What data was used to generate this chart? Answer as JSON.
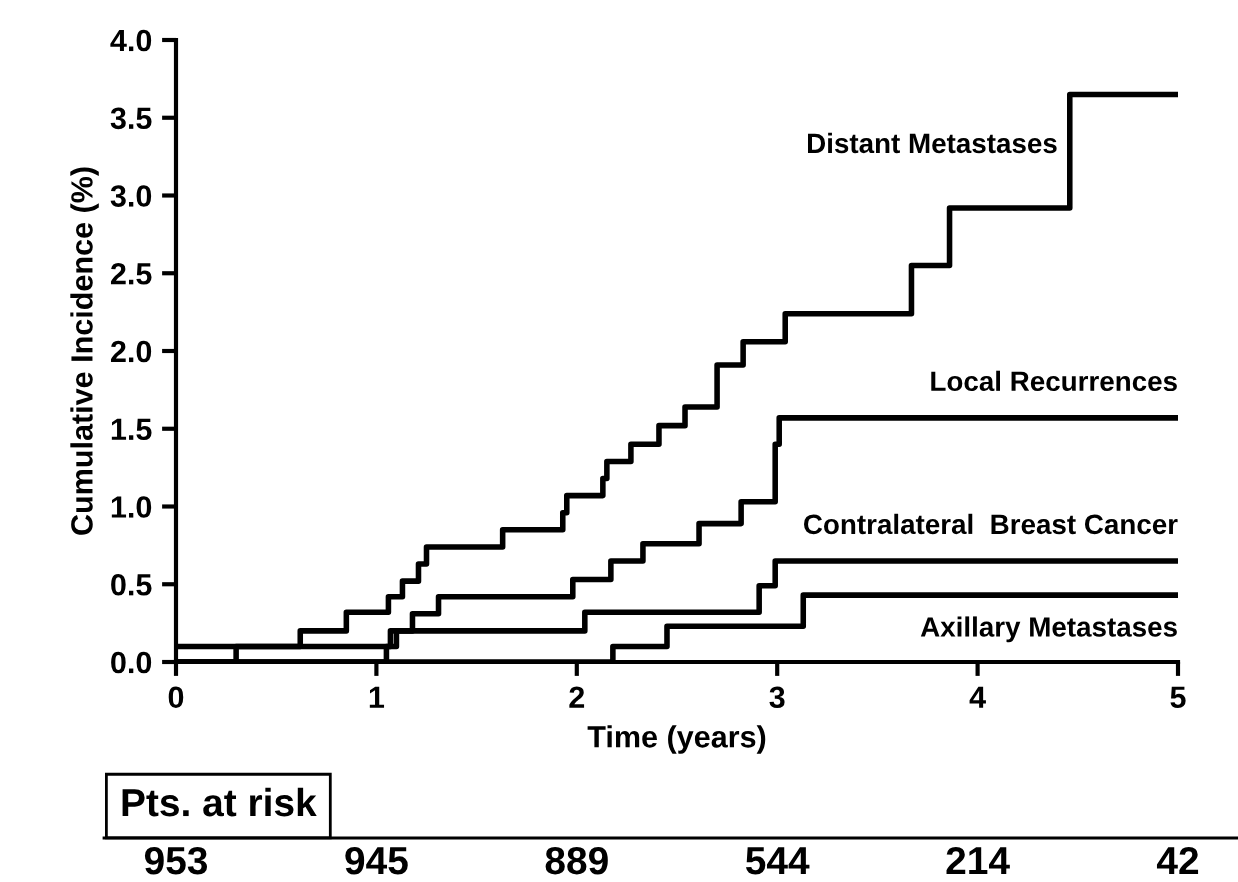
{
  "chart_data": {
    "type": "step",
    "xlabel": "Time (years)",
    "ylabel": "Cumulative Incidence (%)",
    "xlim": [
      0,
      5
    ],
    "ylim": [
      0,
      4
    ],
    "xticks": [
      0,
      1,
      2,
      3,
      4,
      5
    ],
    "yticks": [
      {
        "value": 0,
        "label": "0.0"
      },
      {
        "value": 0.5,
        "label": "0.5"
      },
      {
        "value": 1,
        "label": "1.0"
      },
      {
        "value": 1.5,
        "label": "1.5"
      },
      {
        "value": 2,
        "label": "2.0"
      },
      {
        "value": 2.5,
        "label": "2.5"
      },
      {
        "value": 3,
        "label": "3.0"
      },
      {
        "value": 3.5,
        "label": "3.5"
      },
      {
        "value": 4,
        "label": "4.0"
      }
    ],
    "grid": false,
    "legend": false,
    "line_style": "solid",
    "marker": "none",
    "series": [
      {
        "name": "Distant Metastases",
        "color": "#000000",
        "x": [
          0,
          0.62,
          0.85,
          1.06,
          1.13,
          1.21,
          1.25,
          1.63,
          1.93,
          1.95,
          2.13,
          2.15,
          2.27,
          2.41,
          2.54,
          2.7,
          2.83,
          3.04,
          3.67,
          3.86,
          4.46,
          5
        ],
        "values": [
          0.1,
          0.2,
          0.32,
          0.42,
          0.52,
          0.63,
          0.74,
          0.85,
          0.96,
          1.07,
          1.18,
          1.29,
          1.4,
          1.52,
          1.64,
          1.91,
          2.06,
          2.24,
          2.55,
          2.92,
          3.65,
          3.65
        ]
      },
      {
        "name": "Local Recurrences",
        "color": "#000000",
        "x": [
          0,
          0.3,
          1.07,
          1.18,
          1.31,
          1.98,
          2.17,
          2.33,
          2.61,
          2.82,
          2.99,
          3.01,
          5
        ],
        "values": [
          0,
          0.1,
          0.2,
          0.31,
          0.42,
          0.53,
          0.65,
          0.76,
          0.89,
          1.03,
          1.4,
          1.57,
          1.57
        ]
      },
      {
        "name": "Contralateral  Breast Cancer",
        "color": "#000000",
        "x": [
          0,
          1.05,
          1.1,
          2.04,
          2.91,
          2.99,
          5
        ],
        "values": [
          0,
          0.1,
          0.2,
          0.32,
          0.49,
          0.65,
          0.65
        ]
      },
      {
        "name": "Axillary Metastases",
        "color": "#000000",
        "x": [
          0,
          2.18,
          2.45,
          3.13,
          5
        ],
        "values": [
          0,
          0.1,
          0.23,
          0.43,
          0.43
        ]
      }
    ],
    "annotations": [
      "Pts. at risk",
      "953",
      "945",
      "889",
      "544",
      "214",
      "42"
    ]
  }
}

──────────

*Requirements*. Please set down each line of the data above exactly as written, without the pictures.

*The response*.
What data was used to generate this chart? Answer as JSON.
{
  "chart_data": {
    "type": "step",
    "xlabel": "Time (years)",
    "ylabel": "Cumulative Incidence (%)",
    "xlim": [
      0,
      5
    ],
    "ylim": [
      0,
      4
    ],
    "xticks": [
      0,
      1,
      2,
      3,
      4,
      5
    ],
    "yticks": [
      {
        "value": 0,
        "label": "0.0"
      },
      {
        "value": 0.5,
        "label": "0.5"
      },
      {
        "value": 1,
        "label": "1.0"
      },
      {
        "value": 1.5,
        "label": "1.5"
      },
      {
        "value": 2,
        "label": "2.0"
      },
      {
        "value": 2.5,
        "label": "2.5"
      },
      {
        "value": 3,
        "label": "3.0"
      },
      {
        "value": 3.5,
        "label": "3.5"
      },
      {
        "value": 4,
        "label": "4.0"
      }
    ],
    "grid": false,
    "legend": false,
    "line_style": "solid",
    "marker": "none",
    "series": [
      {
        "name": "Distant Metastases",
        "color": "#000000",
        "x": [
          0,
          0.62,
          0.85,
          1.06,
          1.13,
          1.21,
          1.25,
          1.63,
          1.93,
          1.95,
          2.13,
          2.15,
          2.27,
          2.41,
          2.54,
          2.7,
          2.83,
          3.04,
          3.67,
          3.86,
          4.46,
          5
        ],
        "values": [
          0.1,
          0.2,
          0.32,
          0.42,
          0.52,
          0.63,
          0.74,
          0.85,
          0.96,
          1.07,
          1.18,
          1.29,
          1.4,
          1.52,
          1.64,
          1.91,
          2.06,
          2.24,
          2.55,
          2.92,
          3.65,
          3.65
        ]
      },
      {
        "name": "Local Recurrences",
        "color": "#000000",
        "x": [
          0,
          0.3,
          1.07,
          1.18,
          1.31,
          1.98,
          2.17,
          2.33,
          2.61,
          2.82,
          2.99,
          3.01,
          5
        ],
        "values": [
          0,
          0.1,
          0.2,
          0.31,
          0.42,
          0.53,
          0.65,
          0.76,
          0.89,
          1.03,
          1.4,
          1.57,
          1.57
        ]
      },
      {
        "name": "Contralateral  Breast Cancer",
        "color": "#000000",
        "x": [
          0,
          1.05,
          1.1,
          2.04,
          2.91,
          2.99,
          5
        ],
        "values": [
          0,
          0.1,
          0.2,
          0.32,
          0.49,
          0.65,
          0.65
        ]
      },
      {
        "name": "Axillary Metastases",
        "color": "#000000",
        "x": [
          0,
          2.18,
          2.45,
          3.13,
          5
        ],
        "values": [
          0,
          0.1,
          0.23,
          0.43,
          0.43
        ]
      }
    ],
    "annotations": [
      "Pts. at risk",
      "953",
      "945",
      "889",
      "544",
      "214",
      "42"
    ]
  }
}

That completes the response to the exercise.